(Saved entries)
-- start --

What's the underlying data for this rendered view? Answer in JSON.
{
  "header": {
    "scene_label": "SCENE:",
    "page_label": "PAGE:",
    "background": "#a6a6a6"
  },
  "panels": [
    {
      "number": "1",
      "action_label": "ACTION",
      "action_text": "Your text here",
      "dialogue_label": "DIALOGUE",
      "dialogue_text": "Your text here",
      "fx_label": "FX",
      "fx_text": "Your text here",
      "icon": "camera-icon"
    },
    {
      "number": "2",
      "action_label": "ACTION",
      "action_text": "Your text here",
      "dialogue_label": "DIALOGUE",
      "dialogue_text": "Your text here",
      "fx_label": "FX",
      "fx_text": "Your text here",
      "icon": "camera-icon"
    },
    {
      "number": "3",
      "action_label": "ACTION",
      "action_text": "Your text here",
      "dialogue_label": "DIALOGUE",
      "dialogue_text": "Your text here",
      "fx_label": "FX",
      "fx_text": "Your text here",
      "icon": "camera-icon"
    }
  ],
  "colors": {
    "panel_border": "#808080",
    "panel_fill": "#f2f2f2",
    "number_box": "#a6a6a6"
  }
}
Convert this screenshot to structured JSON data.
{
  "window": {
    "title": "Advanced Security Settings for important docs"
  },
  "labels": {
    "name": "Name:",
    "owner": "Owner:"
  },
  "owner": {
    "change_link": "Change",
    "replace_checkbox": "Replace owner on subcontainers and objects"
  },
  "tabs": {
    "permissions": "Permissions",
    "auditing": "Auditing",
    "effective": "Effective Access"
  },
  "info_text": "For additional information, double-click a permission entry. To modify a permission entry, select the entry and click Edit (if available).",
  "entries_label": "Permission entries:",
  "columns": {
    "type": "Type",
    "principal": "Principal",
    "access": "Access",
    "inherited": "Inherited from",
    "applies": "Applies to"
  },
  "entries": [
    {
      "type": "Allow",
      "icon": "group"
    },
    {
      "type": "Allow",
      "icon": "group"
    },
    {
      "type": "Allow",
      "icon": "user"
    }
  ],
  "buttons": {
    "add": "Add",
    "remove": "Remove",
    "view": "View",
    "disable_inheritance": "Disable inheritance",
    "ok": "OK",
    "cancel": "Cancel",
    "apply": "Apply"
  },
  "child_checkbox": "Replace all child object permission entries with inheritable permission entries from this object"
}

-- end --

The request
Repeat the data in its entirety, character for character.

Exercise answer
What's the underlying data for this rendered view? Answer in JSON.
{
  "header": {
    "scene_label": "SCENE:",
    "page_label": "PAGE:",
    "background": "#a6a6a6"
  },
  "panels": [
    {
      "number": "1",
      "action_label": "ACTION",
      "action_text": "Your text here",
      "dialogue_label": "DIALOGUE",
      "dialogue_text": "Your text here",
      "fx_label": "FX",
      "fx_text": "Your text here",
      "icon": "camera-icon"
    },
    {
      "number": "2",
      "action_label": "ACTION",
      "action_text": "Your text here",
      "dialogue_label": "DIALOGUE",
      "dialogue_text": "Your text here",
      "fx_label": "FX",
      "fx_text": "Your text here",
      "icon": "camera-icon"
    },
    {
      "number": "3",
      "action_label": "ACTION",
      "action_text": "Your text here",
      "dialogue_label": "DIALOGUE",
      "dialogue_text": "Your text here",
      "fx_label": "FX",
      "fx_text": "Your text here",
      "icon": "camera-icon"
    }
  ],
  "colors": {
    "panel_border": "#808080",
    "panel_fill": "#f2f2f2",
    "number_box": "#a6a6a6"
  }
}
Convert this screenshot to structured JSON data.
{
  "window": {
    "title": "Advanced Security Settings for important docs"
  },
  "labels": {
    "name": "Name:",
    "owner": "Owner:"
  },
  "owner": {
    "change_link": "Change",
    "replace_checkbox": "Replace owner on subcontainers and objects"
  },
  "tabs": {
    "permissions": "Permissions",
    "auditing": "Auditing",
    "effective": "Effective Access"
  },
  "info_text": "For additional information, double-click a permission entry. To modify a permission entry, select the entry and click Edit (if available).",
  "entries_label": "Permission entries:",
  "columns": {
    "type": "Type",
    "principal": "Principal",
    "access": "Access",
    "inherited": "Inherited from",
    "applies": "Applies to"
  },
  "entries": [
    {
      "type": "Allow",
      "icon": "group"
    },
    {
      "type": "Allow",
      "icon": "group"
    },
    {
      "type": "Allow",
      "icon": "user"
    }
  ],
  "buttons": {
    "add": "Add",
    "remove": "Remove",
    "view": "View",
    "disable_inheritance": "Disable inheritance",
    "ok": "OK",
    "cancel": "Cancel",
    "apply": "Apply"
  },
  "child_checkbox": "Replace all child object permission entries with inheritable permission entries from this object"
}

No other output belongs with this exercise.